-- START --

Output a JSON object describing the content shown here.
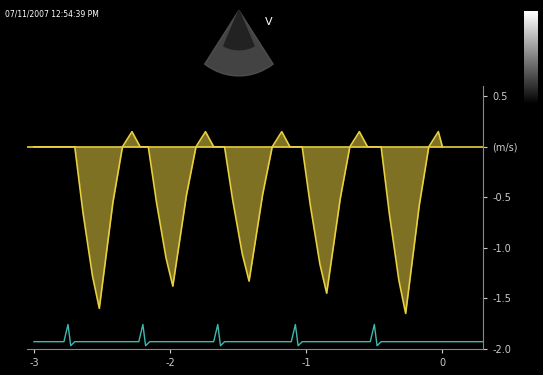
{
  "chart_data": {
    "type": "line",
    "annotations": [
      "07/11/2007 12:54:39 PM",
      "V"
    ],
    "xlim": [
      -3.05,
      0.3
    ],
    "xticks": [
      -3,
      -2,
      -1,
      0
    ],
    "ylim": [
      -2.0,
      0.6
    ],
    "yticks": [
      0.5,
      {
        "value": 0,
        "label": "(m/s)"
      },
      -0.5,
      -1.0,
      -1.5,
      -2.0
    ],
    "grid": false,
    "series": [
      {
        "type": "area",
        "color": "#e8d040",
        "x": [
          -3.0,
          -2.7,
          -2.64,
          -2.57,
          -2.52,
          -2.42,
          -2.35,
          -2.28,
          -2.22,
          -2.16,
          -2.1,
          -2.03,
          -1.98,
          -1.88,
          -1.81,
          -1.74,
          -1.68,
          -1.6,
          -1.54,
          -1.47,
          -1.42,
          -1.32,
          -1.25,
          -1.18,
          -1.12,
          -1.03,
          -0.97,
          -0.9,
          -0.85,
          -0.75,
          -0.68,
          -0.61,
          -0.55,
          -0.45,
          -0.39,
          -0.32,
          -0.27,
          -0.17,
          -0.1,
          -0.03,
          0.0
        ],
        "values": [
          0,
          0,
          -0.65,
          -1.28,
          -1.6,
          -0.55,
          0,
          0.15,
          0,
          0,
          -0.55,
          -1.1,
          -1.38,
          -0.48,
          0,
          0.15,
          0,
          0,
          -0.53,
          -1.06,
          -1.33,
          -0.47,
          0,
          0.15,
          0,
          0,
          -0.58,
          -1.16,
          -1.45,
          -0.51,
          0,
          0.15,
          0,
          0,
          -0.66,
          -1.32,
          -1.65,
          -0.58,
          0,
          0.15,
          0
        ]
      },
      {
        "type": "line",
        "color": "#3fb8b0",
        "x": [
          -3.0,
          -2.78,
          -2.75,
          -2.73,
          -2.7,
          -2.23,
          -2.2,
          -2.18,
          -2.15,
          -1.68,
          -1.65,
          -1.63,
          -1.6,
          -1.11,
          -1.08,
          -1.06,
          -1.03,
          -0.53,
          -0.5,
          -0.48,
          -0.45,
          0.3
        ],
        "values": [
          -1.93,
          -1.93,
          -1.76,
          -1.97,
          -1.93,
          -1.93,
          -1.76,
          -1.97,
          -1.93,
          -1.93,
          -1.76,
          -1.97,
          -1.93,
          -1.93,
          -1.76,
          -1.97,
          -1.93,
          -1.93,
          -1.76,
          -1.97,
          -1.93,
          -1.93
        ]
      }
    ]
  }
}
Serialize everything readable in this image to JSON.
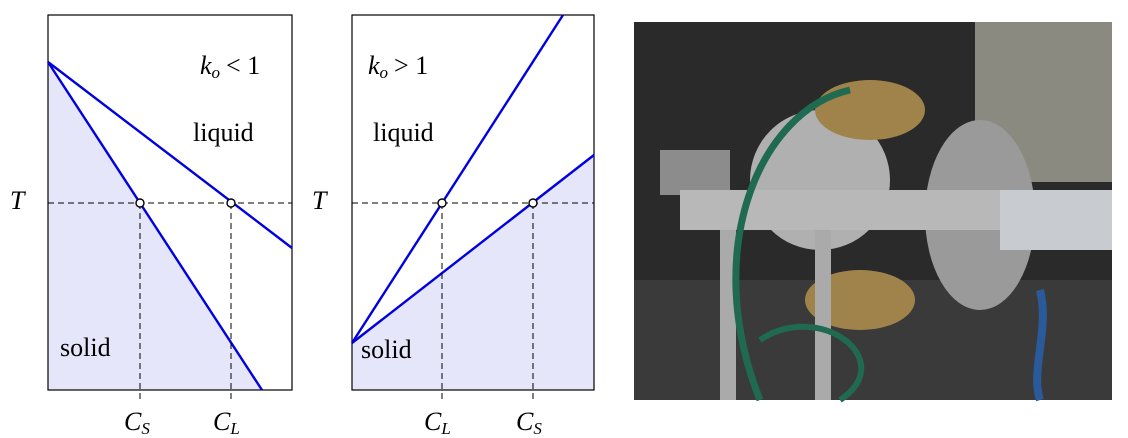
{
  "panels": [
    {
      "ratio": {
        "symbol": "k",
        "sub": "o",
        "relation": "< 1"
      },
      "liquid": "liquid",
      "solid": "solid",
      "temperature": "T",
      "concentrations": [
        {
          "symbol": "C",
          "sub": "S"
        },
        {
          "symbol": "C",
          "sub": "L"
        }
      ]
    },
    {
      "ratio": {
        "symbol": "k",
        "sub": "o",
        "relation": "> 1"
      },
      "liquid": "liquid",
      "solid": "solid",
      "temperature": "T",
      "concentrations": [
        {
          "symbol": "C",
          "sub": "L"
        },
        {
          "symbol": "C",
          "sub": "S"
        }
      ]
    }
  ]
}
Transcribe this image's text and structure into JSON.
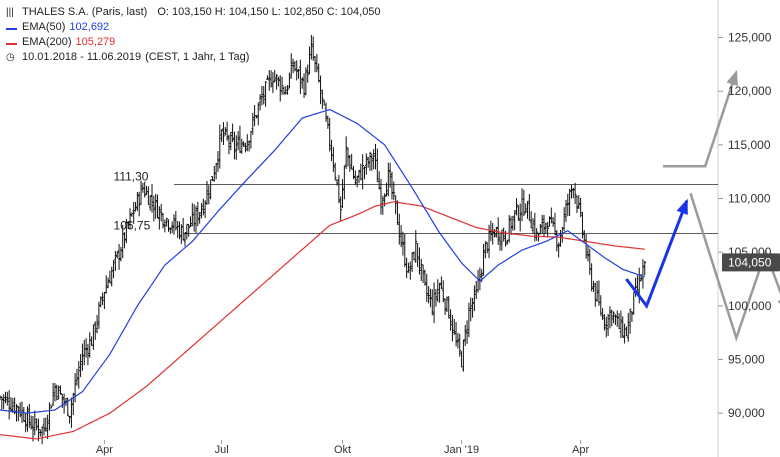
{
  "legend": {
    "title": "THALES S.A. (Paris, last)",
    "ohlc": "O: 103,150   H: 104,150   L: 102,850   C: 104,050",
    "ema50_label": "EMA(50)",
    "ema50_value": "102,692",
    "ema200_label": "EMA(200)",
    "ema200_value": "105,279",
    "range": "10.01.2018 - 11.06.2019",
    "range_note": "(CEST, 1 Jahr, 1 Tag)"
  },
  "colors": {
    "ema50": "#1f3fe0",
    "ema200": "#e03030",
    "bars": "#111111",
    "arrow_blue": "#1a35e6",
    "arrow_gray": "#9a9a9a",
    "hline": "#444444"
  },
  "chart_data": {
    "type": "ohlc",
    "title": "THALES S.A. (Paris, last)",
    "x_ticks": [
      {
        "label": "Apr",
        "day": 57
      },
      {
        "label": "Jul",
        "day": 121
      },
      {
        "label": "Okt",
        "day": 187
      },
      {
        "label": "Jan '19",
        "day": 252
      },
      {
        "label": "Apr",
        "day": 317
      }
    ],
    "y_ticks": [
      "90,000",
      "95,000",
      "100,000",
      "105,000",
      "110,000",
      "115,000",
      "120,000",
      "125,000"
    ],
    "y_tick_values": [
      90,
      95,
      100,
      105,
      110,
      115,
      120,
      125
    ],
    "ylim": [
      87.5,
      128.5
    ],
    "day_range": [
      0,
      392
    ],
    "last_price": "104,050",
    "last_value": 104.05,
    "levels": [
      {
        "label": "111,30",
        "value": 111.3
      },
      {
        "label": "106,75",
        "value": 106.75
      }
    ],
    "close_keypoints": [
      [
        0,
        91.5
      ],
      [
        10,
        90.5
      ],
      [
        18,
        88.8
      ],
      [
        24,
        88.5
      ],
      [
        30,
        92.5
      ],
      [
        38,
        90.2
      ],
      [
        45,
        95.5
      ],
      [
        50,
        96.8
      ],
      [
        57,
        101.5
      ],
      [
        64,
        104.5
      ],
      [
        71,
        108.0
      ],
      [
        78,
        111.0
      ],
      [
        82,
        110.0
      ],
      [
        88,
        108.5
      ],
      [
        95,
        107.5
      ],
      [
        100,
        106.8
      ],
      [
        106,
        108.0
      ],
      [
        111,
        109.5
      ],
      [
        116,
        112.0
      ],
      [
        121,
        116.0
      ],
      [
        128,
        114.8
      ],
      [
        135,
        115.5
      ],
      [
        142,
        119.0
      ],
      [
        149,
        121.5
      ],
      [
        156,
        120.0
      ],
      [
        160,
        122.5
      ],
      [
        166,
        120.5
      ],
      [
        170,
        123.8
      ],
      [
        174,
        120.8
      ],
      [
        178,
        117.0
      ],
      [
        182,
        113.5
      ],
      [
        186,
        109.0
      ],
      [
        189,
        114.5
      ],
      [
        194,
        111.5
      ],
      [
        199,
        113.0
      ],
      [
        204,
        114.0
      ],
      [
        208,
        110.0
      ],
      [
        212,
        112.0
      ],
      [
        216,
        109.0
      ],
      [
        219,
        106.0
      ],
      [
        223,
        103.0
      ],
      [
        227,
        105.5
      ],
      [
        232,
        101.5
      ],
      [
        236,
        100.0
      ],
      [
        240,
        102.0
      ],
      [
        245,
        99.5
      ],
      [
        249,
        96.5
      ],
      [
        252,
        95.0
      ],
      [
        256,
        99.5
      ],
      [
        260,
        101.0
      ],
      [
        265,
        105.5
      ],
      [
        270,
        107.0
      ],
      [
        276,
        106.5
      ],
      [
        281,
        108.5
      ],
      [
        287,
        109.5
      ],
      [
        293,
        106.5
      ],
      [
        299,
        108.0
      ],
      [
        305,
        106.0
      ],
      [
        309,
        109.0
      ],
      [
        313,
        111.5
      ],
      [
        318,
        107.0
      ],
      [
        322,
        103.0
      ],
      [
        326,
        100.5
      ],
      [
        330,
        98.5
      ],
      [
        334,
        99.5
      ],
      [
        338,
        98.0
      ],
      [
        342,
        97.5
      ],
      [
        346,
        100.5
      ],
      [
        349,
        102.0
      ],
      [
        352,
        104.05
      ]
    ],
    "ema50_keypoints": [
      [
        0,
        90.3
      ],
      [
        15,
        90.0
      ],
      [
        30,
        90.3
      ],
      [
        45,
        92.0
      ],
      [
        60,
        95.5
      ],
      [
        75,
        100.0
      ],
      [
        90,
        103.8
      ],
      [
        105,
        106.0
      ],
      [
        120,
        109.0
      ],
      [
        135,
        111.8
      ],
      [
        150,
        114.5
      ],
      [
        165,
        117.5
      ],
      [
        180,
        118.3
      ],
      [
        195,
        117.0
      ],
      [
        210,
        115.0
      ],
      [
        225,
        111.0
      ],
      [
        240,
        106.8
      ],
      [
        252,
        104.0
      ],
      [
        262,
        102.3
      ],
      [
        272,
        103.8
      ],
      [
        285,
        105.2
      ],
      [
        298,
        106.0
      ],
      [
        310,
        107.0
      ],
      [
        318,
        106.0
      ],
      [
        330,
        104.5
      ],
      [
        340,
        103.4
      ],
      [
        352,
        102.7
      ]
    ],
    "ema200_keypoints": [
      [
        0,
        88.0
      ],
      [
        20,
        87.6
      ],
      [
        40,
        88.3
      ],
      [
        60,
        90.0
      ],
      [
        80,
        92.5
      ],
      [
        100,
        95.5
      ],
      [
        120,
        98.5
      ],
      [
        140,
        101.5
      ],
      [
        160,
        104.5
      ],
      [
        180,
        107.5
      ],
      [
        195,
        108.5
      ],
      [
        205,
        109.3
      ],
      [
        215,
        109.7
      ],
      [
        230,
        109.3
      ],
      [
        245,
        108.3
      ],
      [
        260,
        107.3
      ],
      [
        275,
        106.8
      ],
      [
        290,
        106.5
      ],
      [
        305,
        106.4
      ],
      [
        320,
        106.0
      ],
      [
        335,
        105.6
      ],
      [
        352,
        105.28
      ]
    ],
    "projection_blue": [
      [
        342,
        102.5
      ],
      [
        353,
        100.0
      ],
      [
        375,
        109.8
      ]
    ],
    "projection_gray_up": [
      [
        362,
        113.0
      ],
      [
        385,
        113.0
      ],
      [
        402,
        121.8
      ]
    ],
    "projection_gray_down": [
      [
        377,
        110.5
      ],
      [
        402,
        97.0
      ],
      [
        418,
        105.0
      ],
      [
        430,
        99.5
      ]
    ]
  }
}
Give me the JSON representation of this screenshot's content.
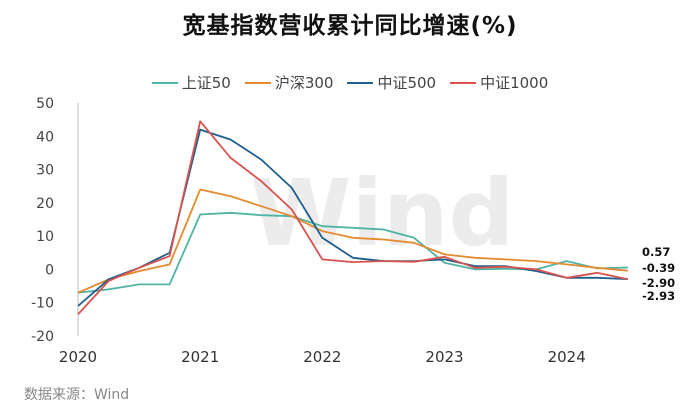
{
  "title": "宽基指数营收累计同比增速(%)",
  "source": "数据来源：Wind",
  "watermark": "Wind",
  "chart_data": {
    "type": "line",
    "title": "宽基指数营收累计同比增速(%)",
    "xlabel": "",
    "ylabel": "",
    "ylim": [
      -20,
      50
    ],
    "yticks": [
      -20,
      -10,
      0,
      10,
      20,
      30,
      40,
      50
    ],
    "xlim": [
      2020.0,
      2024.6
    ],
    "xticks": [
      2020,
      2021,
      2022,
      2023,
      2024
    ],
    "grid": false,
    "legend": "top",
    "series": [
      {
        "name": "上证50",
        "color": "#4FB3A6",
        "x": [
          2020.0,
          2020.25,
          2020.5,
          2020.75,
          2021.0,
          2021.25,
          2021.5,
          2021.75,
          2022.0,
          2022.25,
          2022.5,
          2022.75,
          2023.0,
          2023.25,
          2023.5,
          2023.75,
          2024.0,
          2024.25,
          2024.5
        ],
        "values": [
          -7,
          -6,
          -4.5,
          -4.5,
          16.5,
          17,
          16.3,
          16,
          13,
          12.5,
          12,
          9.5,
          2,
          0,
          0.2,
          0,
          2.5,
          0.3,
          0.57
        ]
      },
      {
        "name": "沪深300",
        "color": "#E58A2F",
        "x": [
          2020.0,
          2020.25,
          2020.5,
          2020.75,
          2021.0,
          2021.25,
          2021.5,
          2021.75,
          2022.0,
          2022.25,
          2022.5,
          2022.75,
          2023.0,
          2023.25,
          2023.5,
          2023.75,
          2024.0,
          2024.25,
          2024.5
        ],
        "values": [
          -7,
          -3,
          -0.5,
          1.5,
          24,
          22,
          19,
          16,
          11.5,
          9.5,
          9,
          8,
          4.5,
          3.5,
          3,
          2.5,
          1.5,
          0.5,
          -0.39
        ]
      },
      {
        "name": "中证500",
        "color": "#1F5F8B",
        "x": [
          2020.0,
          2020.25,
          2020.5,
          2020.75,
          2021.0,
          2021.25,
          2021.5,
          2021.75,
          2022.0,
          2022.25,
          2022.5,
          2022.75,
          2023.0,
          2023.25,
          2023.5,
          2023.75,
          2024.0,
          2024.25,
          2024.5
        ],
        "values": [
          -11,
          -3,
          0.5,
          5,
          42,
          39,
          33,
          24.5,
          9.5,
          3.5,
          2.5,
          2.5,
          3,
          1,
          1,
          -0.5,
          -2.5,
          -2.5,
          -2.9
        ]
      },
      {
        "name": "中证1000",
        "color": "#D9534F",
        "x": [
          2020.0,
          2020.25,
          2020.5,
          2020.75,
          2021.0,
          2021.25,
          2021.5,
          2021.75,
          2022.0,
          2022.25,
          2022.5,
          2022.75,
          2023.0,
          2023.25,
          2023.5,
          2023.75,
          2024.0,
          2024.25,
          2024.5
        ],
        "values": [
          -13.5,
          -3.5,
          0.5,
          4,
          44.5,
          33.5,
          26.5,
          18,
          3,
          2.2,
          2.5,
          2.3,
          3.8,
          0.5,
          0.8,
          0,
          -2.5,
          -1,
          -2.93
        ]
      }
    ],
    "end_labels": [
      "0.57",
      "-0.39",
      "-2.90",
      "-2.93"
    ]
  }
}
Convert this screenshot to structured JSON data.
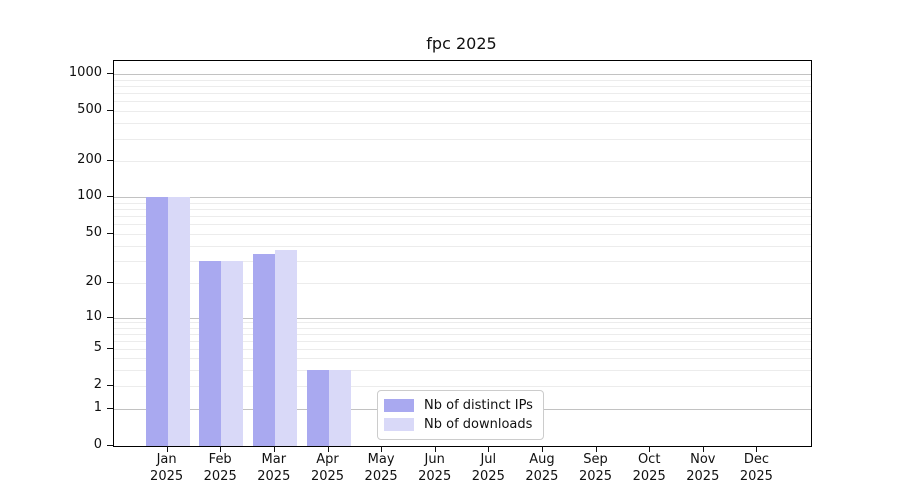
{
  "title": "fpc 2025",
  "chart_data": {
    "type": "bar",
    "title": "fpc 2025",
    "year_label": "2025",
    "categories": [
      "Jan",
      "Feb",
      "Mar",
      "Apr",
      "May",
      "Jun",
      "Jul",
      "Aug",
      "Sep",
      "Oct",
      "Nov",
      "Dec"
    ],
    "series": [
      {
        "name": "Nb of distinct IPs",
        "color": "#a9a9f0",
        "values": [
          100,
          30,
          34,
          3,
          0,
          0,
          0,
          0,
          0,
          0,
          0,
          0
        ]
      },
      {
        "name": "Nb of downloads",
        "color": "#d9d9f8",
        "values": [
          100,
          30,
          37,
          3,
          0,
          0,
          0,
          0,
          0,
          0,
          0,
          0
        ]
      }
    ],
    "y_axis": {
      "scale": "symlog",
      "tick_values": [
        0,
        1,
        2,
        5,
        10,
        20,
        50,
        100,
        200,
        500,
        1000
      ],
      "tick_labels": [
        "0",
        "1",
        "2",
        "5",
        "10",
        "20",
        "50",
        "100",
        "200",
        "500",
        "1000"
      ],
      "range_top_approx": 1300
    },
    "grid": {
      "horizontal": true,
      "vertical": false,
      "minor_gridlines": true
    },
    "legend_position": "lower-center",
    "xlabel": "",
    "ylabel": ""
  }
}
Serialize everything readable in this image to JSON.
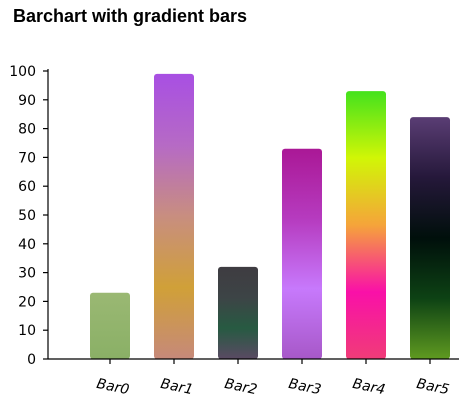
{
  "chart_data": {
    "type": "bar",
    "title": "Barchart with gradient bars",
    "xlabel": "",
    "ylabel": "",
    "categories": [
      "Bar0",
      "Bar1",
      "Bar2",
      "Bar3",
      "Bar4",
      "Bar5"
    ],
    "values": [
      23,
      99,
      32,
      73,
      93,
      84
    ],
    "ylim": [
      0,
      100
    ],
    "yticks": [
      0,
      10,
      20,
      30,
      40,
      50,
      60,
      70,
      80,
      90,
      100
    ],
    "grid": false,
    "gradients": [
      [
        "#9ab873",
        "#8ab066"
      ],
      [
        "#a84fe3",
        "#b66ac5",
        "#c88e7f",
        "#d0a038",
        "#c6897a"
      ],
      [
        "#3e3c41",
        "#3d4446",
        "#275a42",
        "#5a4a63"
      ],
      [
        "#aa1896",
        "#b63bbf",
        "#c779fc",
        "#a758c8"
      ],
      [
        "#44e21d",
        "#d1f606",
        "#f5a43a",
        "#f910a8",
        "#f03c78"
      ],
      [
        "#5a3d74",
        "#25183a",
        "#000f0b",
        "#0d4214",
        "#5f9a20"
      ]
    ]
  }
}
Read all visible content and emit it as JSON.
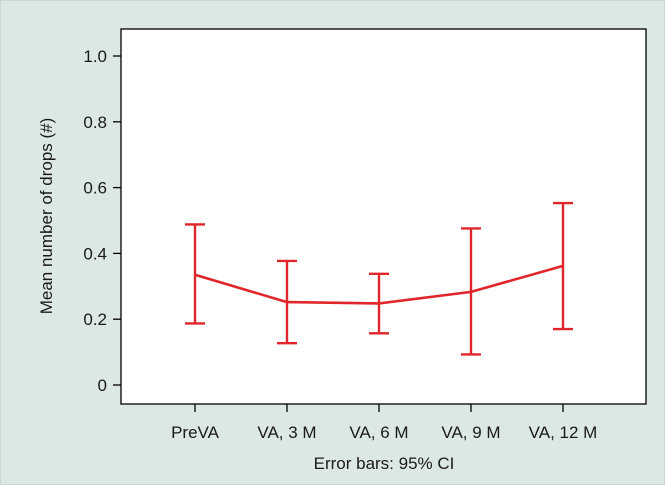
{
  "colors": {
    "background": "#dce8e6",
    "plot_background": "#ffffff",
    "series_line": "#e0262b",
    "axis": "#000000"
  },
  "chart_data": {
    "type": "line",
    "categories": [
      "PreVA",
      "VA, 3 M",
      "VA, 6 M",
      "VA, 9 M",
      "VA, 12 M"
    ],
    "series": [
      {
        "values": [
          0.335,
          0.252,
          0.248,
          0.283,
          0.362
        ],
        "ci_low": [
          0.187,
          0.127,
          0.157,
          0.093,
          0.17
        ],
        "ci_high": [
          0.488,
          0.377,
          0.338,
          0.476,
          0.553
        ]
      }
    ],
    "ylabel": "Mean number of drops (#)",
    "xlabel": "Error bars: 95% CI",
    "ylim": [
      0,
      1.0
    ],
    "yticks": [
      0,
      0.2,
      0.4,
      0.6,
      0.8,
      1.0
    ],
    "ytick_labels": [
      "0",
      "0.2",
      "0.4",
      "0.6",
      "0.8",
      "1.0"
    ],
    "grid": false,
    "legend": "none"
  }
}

-- END --

**Aim**
Omit the pictures and print again exactly the lines from the one with "Read all visible content and emit it as JSON." through the final line of the entries, both ends included.

**Solution to this exercise**
Read all visible content and emit it as JSON.
{
  "colors": {
    "background": "#dce8e6",
    "plot_background": "#ffffff",
    "series_line": "#e0262b",
    "axis": "#000000"
  },
  "chart_data": {
    "type": "line",
    "categories": [
      "PreVA",
      "VA, 3 M",
      "VA, 6 M",
      "VA, 9 M",
      "VA, 12 M"
    ],
    "series": [
      {
        "values": [
          0.335,
          0.252,
          0.248,
          0.283,
          0.362
        ],
        "ci_low": [
          0.187,
          0.127,
          0.157,
          0.093,
          0.17
        ],
        "ci_high": [
          0.488,
          0.377,
          0.338,
          0.476,
          0.553
        ]
      }
    ],
    "ylabel": "Mean number of drops (#)",
    "xlabel": "Error bars: 95% CI",
    "ylim": [
      0,
      1.0
    ],
    "yticks": [
      0,
      0.2,
      0.4,
      0.6,
      0.8,
      1.0
    ],
    "ytick_labels": [
      "0",
      "0.2",
      "0.4",
      "0.6",
      "0.8",
      "1.0"
    ],
    "grid": false,
    "legend": "none"
  }
}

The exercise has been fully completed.